* Start *

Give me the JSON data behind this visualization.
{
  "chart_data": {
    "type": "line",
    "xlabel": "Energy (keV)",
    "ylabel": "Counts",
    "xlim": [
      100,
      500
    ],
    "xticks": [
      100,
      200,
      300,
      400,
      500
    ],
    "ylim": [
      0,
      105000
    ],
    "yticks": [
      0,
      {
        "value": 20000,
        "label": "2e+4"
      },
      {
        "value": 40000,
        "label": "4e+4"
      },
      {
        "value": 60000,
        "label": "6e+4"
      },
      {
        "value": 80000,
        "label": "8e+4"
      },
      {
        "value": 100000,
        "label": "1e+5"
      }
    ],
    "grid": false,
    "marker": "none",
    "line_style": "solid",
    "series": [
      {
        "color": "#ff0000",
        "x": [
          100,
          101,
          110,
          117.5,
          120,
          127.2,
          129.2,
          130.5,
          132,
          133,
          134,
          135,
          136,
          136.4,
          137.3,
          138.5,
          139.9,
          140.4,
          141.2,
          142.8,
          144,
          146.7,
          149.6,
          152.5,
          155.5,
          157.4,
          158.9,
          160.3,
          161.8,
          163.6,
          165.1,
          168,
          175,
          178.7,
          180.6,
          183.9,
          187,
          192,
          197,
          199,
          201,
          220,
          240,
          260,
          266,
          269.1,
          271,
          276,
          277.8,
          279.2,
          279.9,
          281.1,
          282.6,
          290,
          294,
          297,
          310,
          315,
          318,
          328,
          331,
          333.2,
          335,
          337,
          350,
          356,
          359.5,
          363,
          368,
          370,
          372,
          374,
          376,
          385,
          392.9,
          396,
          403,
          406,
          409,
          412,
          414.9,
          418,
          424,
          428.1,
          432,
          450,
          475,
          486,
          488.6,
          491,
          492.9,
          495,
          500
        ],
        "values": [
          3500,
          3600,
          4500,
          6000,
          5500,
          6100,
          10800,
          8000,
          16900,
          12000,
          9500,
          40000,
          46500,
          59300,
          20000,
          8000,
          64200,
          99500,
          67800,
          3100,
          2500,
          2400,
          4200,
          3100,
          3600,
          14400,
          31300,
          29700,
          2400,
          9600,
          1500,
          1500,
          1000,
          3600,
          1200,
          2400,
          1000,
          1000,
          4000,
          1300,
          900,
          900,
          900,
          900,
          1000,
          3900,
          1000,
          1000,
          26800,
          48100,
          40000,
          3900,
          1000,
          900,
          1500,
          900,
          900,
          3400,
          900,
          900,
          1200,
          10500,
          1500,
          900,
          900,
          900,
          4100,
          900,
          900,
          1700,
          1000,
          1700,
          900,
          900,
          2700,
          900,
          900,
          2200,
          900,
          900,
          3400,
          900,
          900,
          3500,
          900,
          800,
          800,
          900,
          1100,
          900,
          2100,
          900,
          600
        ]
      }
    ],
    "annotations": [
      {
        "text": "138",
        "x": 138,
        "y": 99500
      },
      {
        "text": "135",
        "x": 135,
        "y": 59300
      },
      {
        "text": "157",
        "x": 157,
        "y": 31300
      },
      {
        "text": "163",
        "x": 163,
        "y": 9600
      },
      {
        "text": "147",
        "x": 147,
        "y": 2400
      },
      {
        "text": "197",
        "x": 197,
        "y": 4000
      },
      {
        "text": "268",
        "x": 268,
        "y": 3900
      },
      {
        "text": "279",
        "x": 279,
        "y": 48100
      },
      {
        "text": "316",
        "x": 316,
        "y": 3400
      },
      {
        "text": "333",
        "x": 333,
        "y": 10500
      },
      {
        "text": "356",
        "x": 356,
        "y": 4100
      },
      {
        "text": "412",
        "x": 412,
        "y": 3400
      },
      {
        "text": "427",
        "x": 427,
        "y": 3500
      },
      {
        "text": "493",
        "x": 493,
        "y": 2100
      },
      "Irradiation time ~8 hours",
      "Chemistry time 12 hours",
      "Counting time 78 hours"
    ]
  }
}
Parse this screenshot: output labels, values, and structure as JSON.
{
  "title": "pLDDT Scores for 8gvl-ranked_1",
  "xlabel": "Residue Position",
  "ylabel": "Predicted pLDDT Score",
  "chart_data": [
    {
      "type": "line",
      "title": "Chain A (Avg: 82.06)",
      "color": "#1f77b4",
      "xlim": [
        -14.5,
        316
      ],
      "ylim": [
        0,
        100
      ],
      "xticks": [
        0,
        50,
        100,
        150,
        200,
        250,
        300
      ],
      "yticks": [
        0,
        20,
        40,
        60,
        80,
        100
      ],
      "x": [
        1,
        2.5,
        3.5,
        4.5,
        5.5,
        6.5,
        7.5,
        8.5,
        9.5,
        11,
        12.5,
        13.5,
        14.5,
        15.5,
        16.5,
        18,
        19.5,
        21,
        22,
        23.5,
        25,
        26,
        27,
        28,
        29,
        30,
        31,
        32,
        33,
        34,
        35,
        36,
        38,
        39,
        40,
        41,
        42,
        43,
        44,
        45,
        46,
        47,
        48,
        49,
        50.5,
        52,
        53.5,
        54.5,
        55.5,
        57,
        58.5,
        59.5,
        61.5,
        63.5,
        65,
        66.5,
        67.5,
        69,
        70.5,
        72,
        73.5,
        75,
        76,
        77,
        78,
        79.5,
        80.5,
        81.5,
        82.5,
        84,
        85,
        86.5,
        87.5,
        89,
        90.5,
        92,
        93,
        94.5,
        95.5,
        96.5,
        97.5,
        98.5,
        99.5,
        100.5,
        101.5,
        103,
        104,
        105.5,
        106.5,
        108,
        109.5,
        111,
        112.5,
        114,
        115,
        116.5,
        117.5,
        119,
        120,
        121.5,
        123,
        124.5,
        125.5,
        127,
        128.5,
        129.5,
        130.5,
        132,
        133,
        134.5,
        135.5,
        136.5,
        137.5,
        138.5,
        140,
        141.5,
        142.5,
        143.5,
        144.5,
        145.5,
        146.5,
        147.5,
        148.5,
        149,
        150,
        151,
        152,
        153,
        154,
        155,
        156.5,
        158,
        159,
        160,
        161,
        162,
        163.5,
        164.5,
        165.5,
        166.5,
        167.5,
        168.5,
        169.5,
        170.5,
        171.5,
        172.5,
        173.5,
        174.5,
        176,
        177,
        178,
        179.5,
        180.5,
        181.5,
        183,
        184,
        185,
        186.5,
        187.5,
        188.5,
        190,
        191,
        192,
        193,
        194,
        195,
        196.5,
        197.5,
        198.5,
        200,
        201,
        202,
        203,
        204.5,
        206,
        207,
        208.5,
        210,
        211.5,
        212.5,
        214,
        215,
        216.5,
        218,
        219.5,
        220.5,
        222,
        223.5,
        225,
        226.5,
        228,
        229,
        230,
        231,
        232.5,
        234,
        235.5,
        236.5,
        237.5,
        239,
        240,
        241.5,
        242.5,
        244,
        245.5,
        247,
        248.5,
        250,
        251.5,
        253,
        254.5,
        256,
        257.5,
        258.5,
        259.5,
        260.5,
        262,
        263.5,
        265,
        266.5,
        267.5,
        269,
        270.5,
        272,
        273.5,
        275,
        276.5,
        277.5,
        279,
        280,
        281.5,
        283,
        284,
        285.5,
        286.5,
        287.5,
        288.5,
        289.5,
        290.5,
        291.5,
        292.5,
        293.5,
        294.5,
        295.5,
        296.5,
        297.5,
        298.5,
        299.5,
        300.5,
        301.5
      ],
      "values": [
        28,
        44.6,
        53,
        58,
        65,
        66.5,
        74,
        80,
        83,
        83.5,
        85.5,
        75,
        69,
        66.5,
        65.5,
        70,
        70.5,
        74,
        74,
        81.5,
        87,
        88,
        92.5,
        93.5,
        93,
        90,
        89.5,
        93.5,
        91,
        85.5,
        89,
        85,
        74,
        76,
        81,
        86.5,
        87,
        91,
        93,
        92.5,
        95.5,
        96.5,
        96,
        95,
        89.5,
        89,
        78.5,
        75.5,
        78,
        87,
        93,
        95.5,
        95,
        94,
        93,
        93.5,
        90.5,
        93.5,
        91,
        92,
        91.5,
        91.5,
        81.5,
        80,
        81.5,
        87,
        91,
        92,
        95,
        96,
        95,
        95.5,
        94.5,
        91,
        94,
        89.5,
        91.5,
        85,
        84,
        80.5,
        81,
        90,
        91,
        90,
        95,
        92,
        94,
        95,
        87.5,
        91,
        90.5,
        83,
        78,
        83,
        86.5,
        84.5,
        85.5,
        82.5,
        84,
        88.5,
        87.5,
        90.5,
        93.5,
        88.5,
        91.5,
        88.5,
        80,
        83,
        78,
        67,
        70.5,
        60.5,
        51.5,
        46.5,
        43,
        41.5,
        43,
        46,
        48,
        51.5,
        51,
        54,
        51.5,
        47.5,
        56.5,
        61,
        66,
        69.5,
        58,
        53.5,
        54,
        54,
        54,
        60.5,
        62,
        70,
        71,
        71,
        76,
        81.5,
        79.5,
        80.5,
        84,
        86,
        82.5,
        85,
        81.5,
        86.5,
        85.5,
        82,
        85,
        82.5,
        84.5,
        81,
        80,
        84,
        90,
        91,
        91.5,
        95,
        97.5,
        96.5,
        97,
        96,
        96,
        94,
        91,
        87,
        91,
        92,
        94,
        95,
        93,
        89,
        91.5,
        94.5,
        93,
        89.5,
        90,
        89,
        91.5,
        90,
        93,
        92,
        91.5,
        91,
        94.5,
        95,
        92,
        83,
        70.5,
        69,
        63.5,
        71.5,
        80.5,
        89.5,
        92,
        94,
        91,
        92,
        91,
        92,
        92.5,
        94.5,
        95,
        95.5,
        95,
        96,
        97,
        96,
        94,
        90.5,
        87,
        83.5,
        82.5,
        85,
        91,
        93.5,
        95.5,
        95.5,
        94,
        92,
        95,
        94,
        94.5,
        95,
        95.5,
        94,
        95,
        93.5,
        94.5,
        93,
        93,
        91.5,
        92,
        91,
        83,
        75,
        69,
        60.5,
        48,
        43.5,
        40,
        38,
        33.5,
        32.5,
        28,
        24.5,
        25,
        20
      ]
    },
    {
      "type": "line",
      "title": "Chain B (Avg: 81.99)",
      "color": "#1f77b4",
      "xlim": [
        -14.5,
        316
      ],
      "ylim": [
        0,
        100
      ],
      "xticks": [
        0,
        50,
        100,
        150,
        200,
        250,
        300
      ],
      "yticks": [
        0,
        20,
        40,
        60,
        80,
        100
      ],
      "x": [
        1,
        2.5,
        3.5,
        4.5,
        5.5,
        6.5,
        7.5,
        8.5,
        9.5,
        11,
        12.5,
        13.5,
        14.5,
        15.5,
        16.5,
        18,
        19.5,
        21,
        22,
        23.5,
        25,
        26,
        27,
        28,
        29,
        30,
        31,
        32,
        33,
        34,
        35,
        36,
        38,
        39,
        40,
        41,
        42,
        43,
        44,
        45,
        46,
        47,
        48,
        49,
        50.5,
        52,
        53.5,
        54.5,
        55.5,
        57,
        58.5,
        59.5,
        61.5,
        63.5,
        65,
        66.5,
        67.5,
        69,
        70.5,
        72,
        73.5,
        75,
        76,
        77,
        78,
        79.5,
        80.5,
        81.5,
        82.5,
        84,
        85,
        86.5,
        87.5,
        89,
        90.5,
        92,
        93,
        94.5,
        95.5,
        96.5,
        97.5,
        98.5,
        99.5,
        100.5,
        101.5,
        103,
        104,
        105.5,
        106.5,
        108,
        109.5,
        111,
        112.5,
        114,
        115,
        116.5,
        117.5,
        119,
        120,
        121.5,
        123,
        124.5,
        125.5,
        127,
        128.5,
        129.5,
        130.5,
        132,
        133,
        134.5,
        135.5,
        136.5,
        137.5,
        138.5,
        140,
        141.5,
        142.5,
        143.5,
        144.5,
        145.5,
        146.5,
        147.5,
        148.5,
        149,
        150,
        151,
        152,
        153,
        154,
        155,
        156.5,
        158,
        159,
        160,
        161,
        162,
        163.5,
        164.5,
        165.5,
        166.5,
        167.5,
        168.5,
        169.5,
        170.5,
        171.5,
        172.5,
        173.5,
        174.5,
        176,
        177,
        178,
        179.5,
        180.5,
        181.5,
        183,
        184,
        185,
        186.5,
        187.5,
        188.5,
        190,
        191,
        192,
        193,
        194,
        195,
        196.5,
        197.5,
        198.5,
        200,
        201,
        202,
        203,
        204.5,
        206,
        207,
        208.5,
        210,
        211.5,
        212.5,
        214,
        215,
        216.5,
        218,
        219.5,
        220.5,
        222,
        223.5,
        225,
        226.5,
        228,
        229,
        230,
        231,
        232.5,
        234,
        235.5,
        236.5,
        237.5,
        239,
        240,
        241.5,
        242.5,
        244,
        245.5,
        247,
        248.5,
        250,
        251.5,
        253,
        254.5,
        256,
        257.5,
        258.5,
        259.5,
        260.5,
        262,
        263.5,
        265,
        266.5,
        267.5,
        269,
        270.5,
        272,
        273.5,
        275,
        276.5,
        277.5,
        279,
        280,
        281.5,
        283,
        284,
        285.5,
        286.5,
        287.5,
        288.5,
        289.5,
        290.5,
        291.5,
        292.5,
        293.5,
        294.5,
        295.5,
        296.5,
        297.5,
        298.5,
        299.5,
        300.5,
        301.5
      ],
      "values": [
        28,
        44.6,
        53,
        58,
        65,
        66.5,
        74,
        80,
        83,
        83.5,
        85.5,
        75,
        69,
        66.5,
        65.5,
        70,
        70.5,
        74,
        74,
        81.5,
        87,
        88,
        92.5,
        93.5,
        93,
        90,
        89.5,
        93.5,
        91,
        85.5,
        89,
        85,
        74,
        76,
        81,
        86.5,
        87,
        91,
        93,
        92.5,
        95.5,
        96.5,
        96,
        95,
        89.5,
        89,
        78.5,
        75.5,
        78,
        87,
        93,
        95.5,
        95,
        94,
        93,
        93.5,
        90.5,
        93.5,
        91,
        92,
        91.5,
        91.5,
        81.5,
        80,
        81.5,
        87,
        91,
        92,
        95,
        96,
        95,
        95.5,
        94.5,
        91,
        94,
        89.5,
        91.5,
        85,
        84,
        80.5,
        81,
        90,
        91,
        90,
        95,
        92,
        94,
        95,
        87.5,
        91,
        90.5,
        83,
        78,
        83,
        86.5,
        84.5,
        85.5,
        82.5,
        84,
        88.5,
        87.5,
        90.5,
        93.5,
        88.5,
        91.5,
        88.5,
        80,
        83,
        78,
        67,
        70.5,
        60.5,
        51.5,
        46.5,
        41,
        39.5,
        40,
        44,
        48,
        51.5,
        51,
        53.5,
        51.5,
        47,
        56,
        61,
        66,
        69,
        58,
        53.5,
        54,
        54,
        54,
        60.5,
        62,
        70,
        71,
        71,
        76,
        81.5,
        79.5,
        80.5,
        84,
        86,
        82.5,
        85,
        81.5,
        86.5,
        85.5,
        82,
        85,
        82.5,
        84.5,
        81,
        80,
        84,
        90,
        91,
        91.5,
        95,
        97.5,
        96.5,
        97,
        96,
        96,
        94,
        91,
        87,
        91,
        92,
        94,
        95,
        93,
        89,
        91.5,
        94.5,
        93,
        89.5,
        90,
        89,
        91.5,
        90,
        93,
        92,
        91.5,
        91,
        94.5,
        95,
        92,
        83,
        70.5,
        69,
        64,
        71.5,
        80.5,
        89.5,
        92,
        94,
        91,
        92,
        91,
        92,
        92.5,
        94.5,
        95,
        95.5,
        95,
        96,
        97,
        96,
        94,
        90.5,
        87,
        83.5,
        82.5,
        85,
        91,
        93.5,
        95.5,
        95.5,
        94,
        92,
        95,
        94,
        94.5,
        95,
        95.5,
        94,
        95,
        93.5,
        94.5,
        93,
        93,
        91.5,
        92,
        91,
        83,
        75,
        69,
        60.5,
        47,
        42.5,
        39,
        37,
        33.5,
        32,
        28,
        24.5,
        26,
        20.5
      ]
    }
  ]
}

* End *

Stated task:
Find every line holding the word "JSON"; give their count and nothing else.

Answer to the task:
2